WHAT THE EXERCISE ASKS:
Go through the records below and copy out every line holding "three".
━━━━━━━━━━
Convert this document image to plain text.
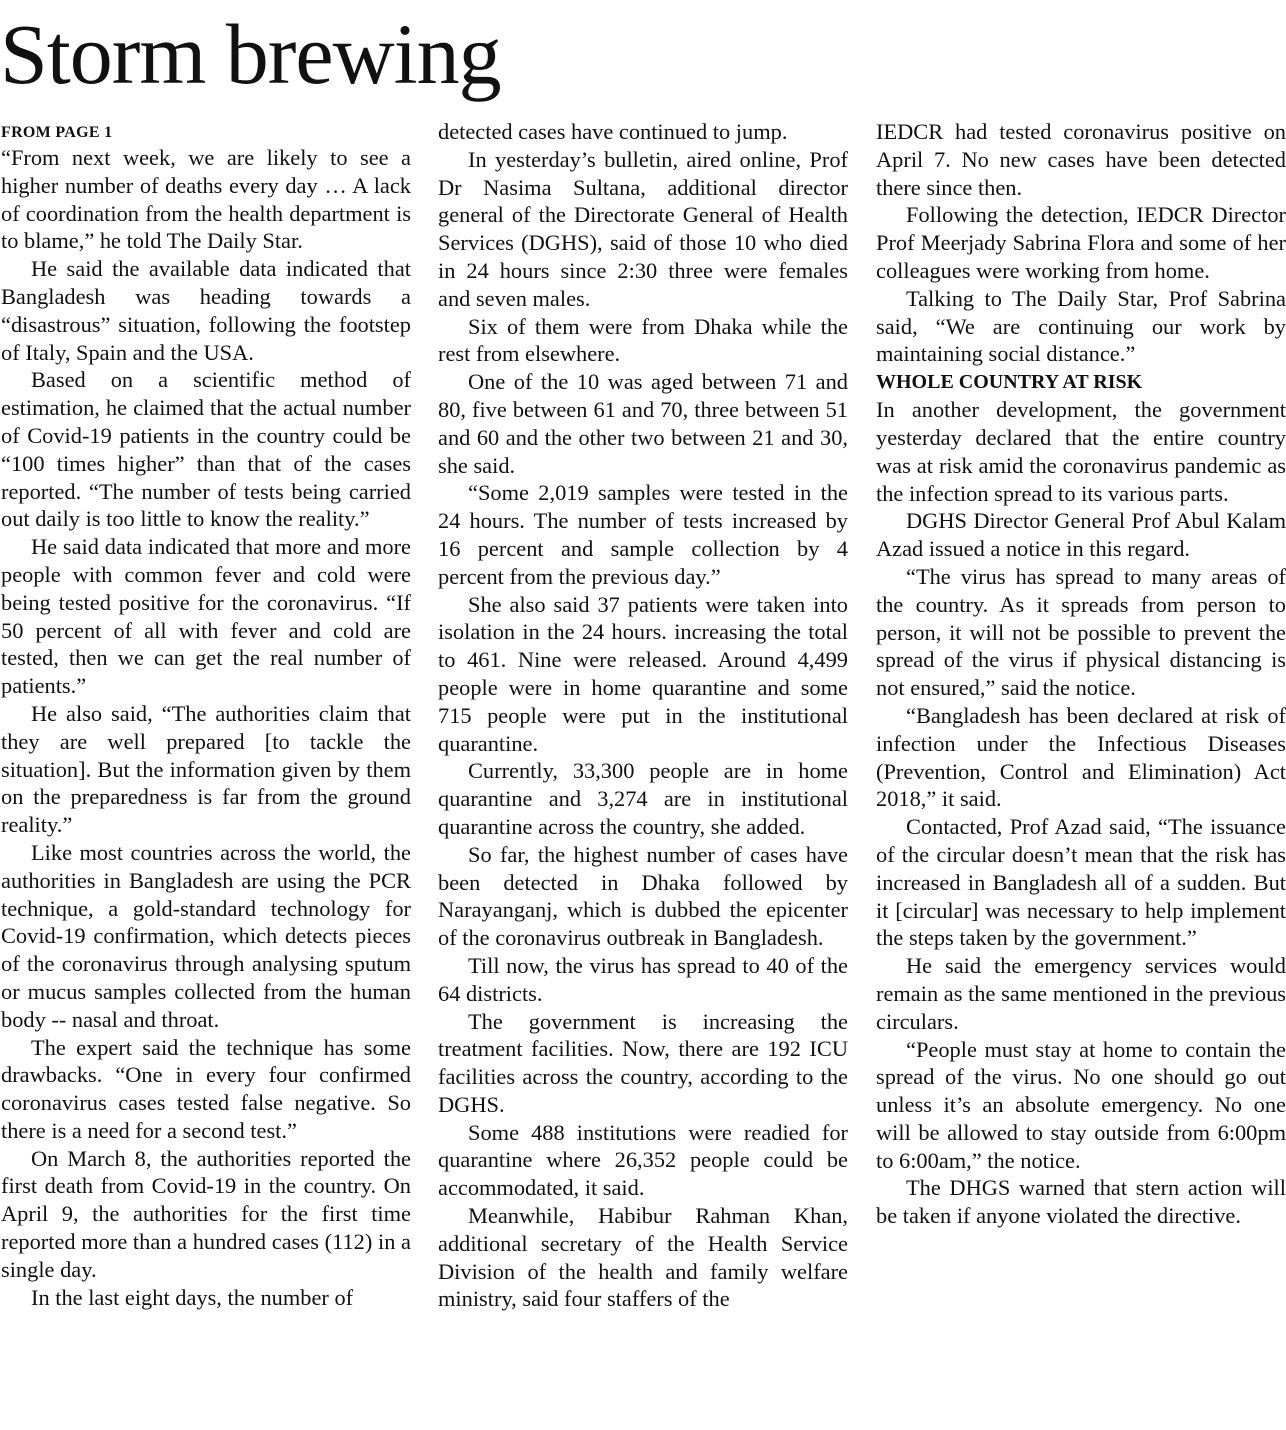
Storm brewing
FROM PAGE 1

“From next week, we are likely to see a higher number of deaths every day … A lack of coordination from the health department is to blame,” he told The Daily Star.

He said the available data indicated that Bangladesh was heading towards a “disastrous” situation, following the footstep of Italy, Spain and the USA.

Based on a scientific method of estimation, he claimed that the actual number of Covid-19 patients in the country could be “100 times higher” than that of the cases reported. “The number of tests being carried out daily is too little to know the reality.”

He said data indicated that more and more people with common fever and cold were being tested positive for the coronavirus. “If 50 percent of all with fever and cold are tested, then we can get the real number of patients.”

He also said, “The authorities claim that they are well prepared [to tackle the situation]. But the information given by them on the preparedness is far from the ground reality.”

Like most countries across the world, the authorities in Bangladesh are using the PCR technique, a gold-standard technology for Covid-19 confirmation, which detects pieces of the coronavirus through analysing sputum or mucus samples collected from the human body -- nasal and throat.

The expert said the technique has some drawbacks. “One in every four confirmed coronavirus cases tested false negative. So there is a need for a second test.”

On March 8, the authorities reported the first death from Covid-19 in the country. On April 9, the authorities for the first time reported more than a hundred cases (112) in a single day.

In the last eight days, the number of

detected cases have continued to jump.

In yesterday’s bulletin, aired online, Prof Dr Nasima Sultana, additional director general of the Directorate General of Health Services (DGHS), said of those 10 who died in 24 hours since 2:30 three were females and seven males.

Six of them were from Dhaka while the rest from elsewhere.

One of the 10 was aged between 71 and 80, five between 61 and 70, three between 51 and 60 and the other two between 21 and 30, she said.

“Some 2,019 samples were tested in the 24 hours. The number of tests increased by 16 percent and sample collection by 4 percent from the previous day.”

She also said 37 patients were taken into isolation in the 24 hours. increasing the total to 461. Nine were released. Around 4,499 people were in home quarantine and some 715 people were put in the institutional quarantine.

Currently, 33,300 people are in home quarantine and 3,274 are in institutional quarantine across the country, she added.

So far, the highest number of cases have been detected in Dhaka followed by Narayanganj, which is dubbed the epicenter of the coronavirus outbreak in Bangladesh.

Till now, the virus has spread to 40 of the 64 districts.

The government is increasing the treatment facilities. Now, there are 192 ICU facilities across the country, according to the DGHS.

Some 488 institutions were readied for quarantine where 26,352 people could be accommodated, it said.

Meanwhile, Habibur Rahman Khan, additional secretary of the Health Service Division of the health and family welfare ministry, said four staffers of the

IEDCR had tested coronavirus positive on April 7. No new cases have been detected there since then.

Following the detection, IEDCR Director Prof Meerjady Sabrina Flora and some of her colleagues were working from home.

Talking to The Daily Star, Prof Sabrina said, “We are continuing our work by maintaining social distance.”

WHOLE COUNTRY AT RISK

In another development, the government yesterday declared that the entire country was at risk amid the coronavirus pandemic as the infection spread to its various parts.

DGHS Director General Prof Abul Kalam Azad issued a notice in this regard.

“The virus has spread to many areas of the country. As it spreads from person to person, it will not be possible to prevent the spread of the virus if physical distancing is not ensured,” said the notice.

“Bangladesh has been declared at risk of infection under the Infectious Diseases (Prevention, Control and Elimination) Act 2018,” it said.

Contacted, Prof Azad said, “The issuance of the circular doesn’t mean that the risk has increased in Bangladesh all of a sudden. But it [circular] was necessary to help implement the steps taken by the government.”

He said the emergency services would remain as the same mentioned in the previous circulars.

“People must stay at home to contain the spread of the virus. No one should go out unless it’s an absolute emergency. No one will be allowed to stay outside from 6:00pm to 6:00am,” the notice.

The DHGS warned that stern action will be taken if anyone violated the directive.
━━━━━━━━━━
THE ANSWER:
In yesterday’s bulletin, aired online, Prof Dr Nasima Sultana, additional director general of the Directorate General of Health Services (DGHS), said of those 10 who died in 24 hours since 2:30 three were females and seven males.
One of the 10 was aged between 71 and 80, five between 61 and 70, three between 51 and 60 and the other two between 21 and 30, she said.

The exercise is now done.